What do the lines say from the one containing "What does this" to the end of the records? Restate them word for word, and only those.

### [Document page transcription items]
============

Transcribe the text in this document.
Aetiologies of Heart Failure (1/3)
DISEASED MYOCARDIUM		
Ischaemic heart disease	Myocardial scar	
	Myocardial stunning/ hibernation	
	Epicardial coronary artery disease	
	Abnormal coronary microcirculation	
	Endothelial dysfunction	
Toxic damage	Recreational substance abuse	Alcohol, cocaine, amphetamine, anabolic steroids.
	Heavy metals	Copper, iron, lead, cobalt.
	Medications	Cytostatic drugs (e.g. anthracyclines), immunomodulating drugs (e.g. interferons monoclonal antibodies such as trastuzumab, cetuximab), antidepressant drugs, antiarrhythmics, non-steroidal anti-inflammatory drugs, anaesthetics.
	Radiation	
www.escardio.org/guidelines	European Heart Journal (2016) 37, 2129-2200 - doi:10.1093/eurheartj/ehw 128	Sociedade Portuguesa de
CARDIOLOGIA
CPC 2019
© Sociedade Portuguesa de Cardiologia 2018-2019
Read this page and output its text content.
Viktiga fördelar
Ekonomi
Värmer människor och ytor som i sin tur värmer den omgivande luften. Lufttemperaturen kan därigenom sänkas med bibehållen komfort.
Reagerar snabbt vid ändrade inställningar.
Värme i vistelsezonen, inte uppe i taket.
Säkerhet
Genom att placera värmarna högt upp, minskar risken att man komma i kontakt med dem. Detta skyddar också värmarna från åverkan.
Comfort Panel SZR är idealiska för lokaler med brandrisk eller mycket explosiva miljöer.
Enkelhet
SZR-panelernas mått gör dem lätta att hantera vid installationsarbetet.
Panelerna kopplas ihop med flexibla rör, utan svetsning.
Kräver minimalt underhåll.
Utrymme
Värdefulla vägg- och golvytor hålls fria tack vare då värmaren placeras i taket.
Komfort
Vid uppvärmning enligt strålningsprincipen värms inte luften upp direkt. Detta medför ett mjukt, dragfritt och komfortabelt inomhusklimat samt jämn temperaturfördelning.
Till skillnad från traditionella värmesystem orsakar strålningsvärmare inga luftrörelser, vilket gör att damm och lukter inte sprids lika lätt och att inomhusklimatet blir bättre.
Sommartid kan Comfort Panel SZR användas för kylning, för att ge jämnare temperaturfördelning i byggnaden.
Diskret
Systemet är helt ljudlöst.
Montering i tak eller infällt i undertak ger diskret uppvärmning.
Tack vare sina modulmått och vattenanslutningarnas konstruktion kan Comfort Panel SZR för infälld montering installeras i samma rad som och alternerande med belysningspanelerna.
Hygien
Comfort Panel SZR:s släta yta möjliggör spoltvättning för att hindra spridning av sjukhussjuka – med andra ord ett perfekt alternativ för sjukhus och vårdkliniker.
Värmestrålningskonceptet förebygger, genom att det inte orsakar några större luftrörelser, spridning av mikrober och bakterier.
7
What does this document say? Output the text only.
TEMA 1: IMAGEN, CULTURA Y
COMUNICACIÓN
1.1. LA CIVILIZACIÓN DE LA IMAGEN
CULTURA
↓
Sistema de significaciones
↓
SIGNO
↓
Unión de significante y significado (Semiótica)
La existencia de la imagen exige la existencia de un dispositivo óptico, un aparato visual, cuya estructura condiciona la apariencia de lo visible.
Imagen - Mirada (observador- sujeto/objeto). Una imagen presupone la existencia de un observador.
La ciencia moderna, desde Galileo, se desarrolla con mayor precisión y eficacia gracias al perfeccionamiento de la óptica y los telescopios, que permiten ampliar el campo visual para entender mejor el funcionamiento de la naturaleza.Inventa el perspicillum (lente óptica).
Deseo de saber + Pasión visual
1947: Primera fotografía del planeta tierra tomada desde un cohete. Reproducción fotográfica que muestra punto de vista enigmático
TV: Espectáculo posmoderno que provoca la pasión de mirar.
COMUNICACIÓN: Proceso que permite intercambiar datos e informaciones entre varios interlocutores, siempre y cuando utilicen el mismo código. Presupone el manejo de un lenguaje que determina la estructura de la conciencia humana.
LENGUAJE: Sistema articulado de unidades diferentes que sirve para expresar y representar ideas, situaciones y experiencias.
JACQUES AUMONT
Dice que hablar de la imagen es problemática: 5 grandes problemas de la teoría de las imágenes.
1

============

### [Answer space]
What does this document say? Output the text only.
TEMA 1: IMAGEN, CULTURA Y
COMUNICACIÓN
1.1. LA CIVILIZACIÓN DE LA IMAGEN
CULTURA
↓
Sistema de significaciones
↓
SIGNO
↓
Unión de significante y significado (Semiótica)
La existencia de la imagen exige la existencia de un dispositivo óptico, un aparato visual, cuya estructura condiciona la apariencia de lo visible.
Imagen - Mirada (observador- sujeto/objeto). Una imagen presupone la existencia de un observador.
La ciencia moderna, desde Galileo, se desarrolla con mayor precisión y eficacia gracias al perfeccionamiento de la óptica y los telescopios, que permiten ampliar el campo visual para entender mejor el funcionamiento de la naturaleza.Inventa el perspicillum (lente óptica).
Deseo de saber + Pasión visual
1947: Primera fotografía del planeta tierra tomada desde un cohete. Reproducción fotográfica que muestra punto de vista enigmático
TV: Espectáculo posmoderno que provoca la pasión de mirar.
COMUNICACIÓN: Proceso que permite intercambiar datos e informaciones entre varios interlocutores, siempre y cuando utilicen el mismo código. Presupone el manejo de un lenguaje que determina la estructura de la conciencia humana.
LENGUAJE: Sistema articulado de unidades diferentes que sirve para expresar y representar ideas, situaciones y experiencias.
JACQUES AUMONT
Dice que hablar de la imagen es problemática: 5 grandes problemas de la teoría de las imágenes.
1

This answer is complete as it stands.